-- Start MATERIAL PROVIDED --
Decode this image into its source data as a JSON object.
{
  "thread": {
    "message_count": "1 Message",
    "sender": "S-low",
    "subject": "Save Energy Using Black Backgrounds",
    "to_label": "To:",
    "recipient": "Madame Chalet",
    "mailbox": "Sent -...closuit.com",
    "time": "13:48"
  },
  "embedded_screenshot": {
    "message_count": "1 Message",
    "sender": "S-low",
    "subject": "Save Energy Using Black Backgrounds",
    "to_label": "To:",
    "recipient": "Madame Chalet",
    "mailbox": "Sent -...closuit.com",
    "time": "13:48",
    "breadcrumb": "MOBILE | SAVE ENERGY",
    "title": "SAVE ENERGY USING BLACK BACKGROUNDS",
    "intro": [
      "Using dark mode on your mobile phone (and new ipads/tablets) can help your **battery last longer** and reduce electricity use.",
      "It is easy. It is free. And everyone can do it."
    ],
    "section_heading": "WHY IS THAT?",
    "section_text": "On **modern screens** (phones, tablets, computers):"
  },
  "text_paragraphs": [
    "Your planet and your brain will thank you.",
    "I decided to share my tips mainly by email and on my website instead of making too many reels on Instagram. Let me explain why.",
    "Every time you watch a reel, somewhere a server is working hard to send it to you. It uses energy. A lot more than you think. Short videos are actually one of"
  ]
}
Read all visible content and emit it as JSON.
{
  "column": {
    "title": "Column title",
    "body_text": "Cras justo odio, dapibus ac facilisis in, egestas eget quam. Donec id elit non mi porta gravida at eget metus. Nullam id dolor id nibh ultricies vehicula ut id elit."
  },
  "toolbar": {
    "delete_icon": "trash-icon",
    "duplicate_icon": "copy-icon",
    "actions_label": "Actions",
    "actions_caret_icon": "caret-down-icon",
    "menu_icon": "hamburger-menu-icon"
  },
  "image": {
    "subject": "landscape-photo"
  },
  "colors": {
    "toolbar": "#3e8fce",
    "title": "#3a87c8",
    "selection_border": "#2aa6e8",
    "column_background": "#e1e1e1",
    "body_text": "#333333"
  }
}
-- End MATERIAL PROVIDED --
### DIRECTIONS FOR THIS TASK
Above are some records; repeat all of them exactly.

### RESPONSE
Decode this image into its source data as a JSON object.
{
  "thread": {
    "message_count": "1 Message",
    "sender": "S-low",
    "subject": "Save Energy Using Black Backgrounds",
    "to_label": "To:",
    "recipient": "Madame Chalet",
    "mailbox": "Sent -...closuit.com",
    "time": "13:48"
  },
  "embedded_screenshot": {
    "message_count": "1 Message",
    "sender": "S-low",
    "subject": "Save Energy Using Black Backgrounds",
    "to_label": "To:",
    "recipient": "Madame Chalet",
    "mailbox": "Sent -...closuit.com",
    "time": "13:48",
    "breadcrumb": "MOBILE | SAVE ENERGY",
    "title": "SAVE ENERGY USING BLACK BACKGROUNDS",
    "intro": [
      "Using dark mode on your mobile phone (and new ipads/tablets) can help your **battery last longer** and reduce electricity use.",
      "It is easy. It is free. And everyone can do it."
    ],
    "section_heading": "WHY IS THAT?",
    "section_text": "On **modern screens** (phones, tablets, computers):"
  },
  "text_paragraphs": [
    "Your planet and your brain will thank you.",
    "I decided to share my tips mainly by email and on my website instead of making too many reels on Instagram. Let me explain why.",
    "Every time you watch a reel, somewhere a server is working hard to send it to you. It uses energy. A lot more than you think. Short videos are actually one of"
  ]
}
Read all visible content and emit it as JSON.
{
  "column": {
    "title": "Column title",
    "body_text": "Cras justo odio, dapibus ac facilisis in, egestas eget quam. Donec id elit non mi porta gravida at eget metus. Nullam id dolor id nibh ultricies vehicula ut id elit."
  },
  "toolbar": {
    "delete_icon": "trash-icon",
    "duplicate_icon": "copy-icon",
    "actions_label": "Actions",
    "actions_caret_icon": "caret-down-icon",
    "menu_icon": "hamburger-menu-icon"
  },
  "image": {
    "subject": "landscape-photo"
  },
  "colors": {
    "toolbar": "#3e8fce",
    "title": "#3a87c8",
    "selection_border": "#2aa6e8",
    "column_background": "#e1e1e1",
    "body_text": "#333333"
  }
}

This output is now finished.